What is the number of lines containing "relative"? Give only that number.
********
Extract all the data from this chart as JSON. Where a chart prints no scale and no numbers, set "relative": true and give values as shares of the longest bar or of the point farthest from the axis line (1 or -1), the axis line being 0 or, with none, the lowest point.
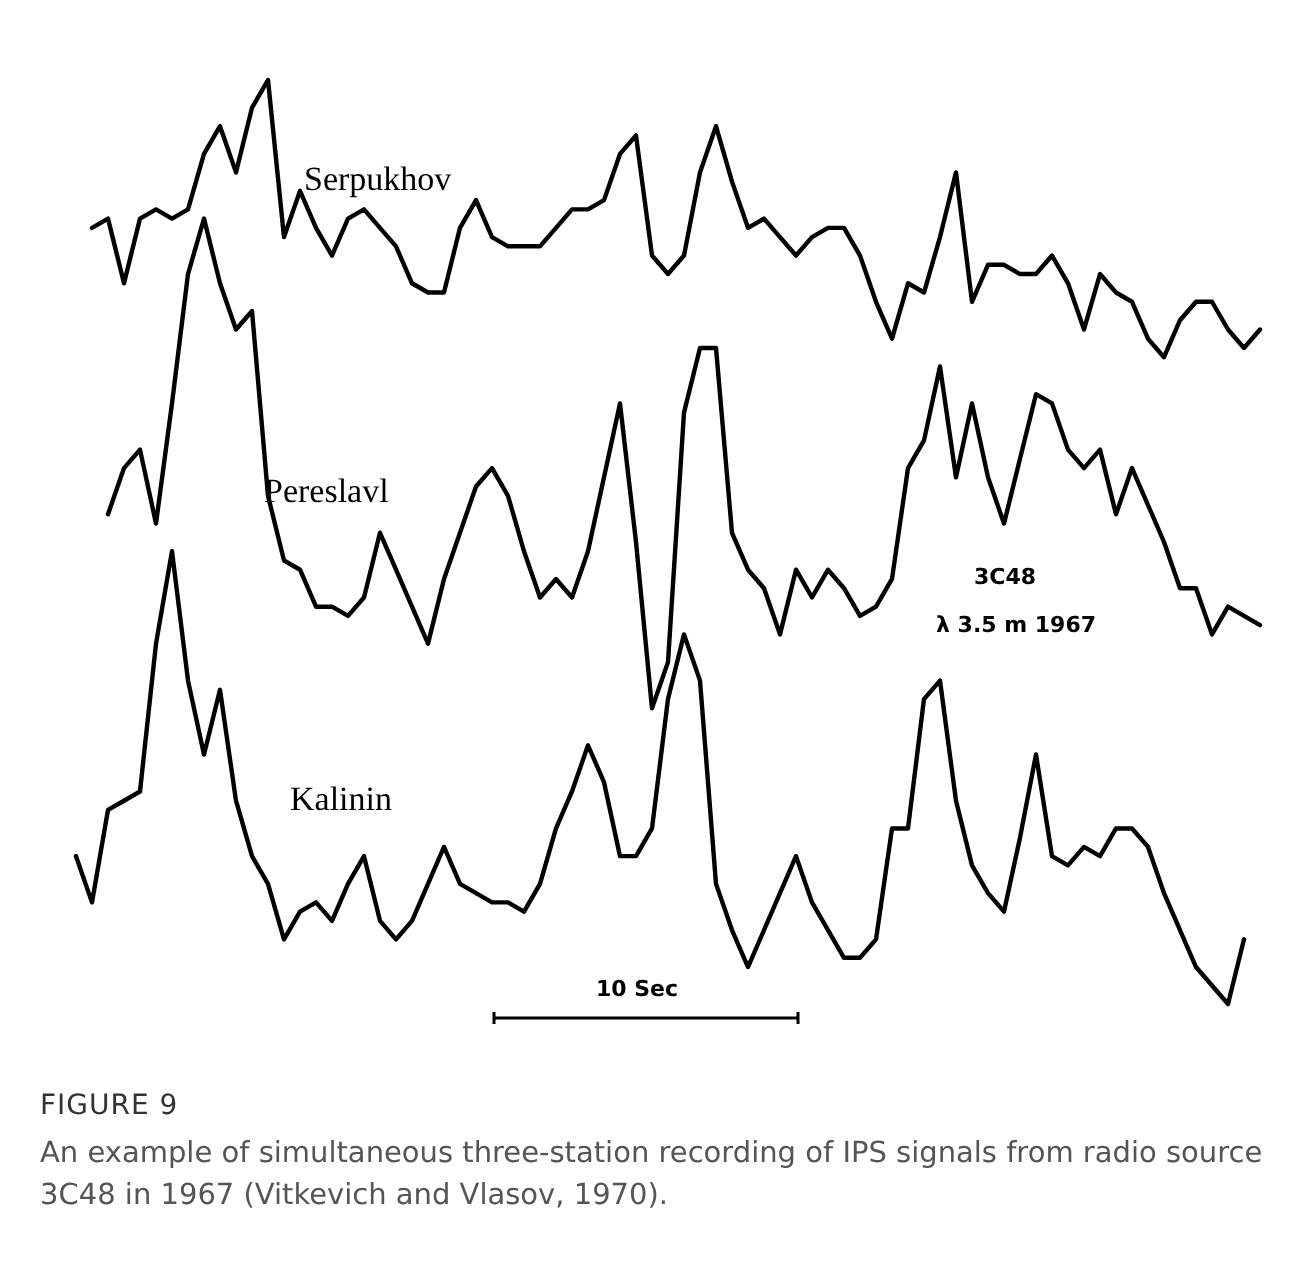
{
  "chart_data": {
    "type": "line",
    "relative": true,
    "title": "FIGURE 9",
    "subtitle": "An example of simultaneous three-station recording of IPS signals from radio source 3C48 in 1967 (Vitkevich and Vlasov, 1970).",
    "annotations": [
      "3C48",
      "λ 3.5 m 1967",
      "10 Sec"
    ],
    "categories": [
      null,
      null,
      null,
      null,
      null,
      null,
      null,
      null,
      null,
      null,
      null,
      null,
      null,
      null,
      null,
      null,
      null,
      null,
      null,
      null,
      null,
      null,
      null,
      null,
      null,
      null,
      null,
      null,
      null,
      null,
      null,
      null,
      null,
      null,
      null,
      null,
      null,
      null,
      null,
      null,
      null,
      null,
      null,
      null,
      null,
      null,
      null,
      null,
      null,
      null,
      null,
      null,
      null,
      null,
      null,
      null,
      null,
      null,
      null,
      null,
      null,
      null,
      null,
      null,
      null,
      null,
      null,
      null,
      null,
      null,
      null,
      null,
      null,
      null,
      null
    ],
    "series": [
      {
        "name": "Serpukhov",
        "color": "#000000",
        "values": [
          null,
          0.84,
          0.85,
          0.78,
          0.85,
          0.86,
          0.85,
          0.86,
          0.92,
          0.95,
          0.9,
          0.97,
          1,
          0.83,
          0.88,
          0.84,
          0.81,
          0.85,
          0.86,
          0.84,
          0.82,
          0.78,
          0.77,
          0.77,
          0.84,
          0.87,
          0.83,
          0.82,
          0.82,
          0.82,
          0.84,
          0.86,
          0.86,
          0.87,
          0.92,
          0.94,
          0.81,
          0.79,
          0.81,
          0.9,
          0.95,
          0.89,
          0.84,
          0.85,
          0.83,
          0.81,
          0.83,
          0.84,
          0.84,
          0.81,
          0.76,
          0.72,
          0.78,
          0.77,
          0.83,
          0.9,
          0.76,
          0.8,
          0.8,
          0.79,
          0.79,
          0.81,
          0.78,
          0.73,
          0.79,
          0.77,
          0.76,
          0.72,
          0.7,
          0.74,
          0.76,
          0.76,
          0.73,
          0.71,
          0.73
        ]
      },
      {
        "name": "Pereslavl",
        "color": "#000000",
        "values": [
          null,
          null,
          0.53,
          0.58,
          0.6,
          0.52,
          0.65,
          0.79,
          0.85,
          0.78,
          0.73,
          0.75,
          0.55,
          0.48,
          0.47,
          0.43,
          0.43,
          0.42,
          0.44,
          0.51,
          0.47,
          0.43,
          0.39,
          0.46,
          0.51,
          0.56,
          0.58,
          0.55,
          0.49,
          0.44,
          0.46,
          0.44,
          0.49,
          0.57,
          0.65,
          0.5,
          0.32,
          0.37,
          0.64,
          0.71,
          0.71,
          0.51,
          0.47,
          0.45,
          0.4,
          0.47,
          0.44,
          0.47,
          0.45,
          0.42,
          0.43,
          0.46,
          0.58,
          0.61,
          0.69,
          0.57,
          0.65,
          0.57,
          0.52,
          0.59,
          0.66,
          0.65,
          0.6,
          0.58,
          0.6,
          0.53,
          0.58,
          0.54,
          0.5,
          0.45,
          0.45,
          0.4,
          0.43,
          0.42,
          0.41
        ]
      },
      {
        "name": "Kalinin",
        "color": "#000000",
        "values": [
          0.16,
          0.11,
          0.21,
          0.22,
          0.23,
          0.39,
          0.49,
          0.35,
          0.27,
          0.34,
          0.22,
          0.16,
          0.13,
          0.07,
          0.1,
          0.11,
          0.09,
          0.13,
          0.16,
          0.09,
          0.07,
          0.09,
          0.13,
          0.17,
          0.13,
          0.12,
          0.11,
          0.11,
          0.1,
          0.13,
          0.19,
          0.23,
          0.28,
          0.24,
          0.16,
          0.16,
          0.19,
          0.33,
          0.4,
          0.35,
          0.13,
          0.08,
          0.04,
          0.08,
          0.12,
          0.16,
          0.11,
          0.08,
          0.05,
          0.05,
          0.07,
          0.19,
          0.19,
          0.33,
          0.35,
          0.22,
          0.15,
          0.12,
          0.1,
          0.18,
          0.27,
          0.16,
          0.15,
          0.17,
          0.16,
          0.19,
          0.19,
          0.17,
          0.12,
          0.08,
          0.04,
          0.02,
          0,
          0.07,
          null
        ]
      }
    ]
  }
}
********
FULL RESPONSE: 2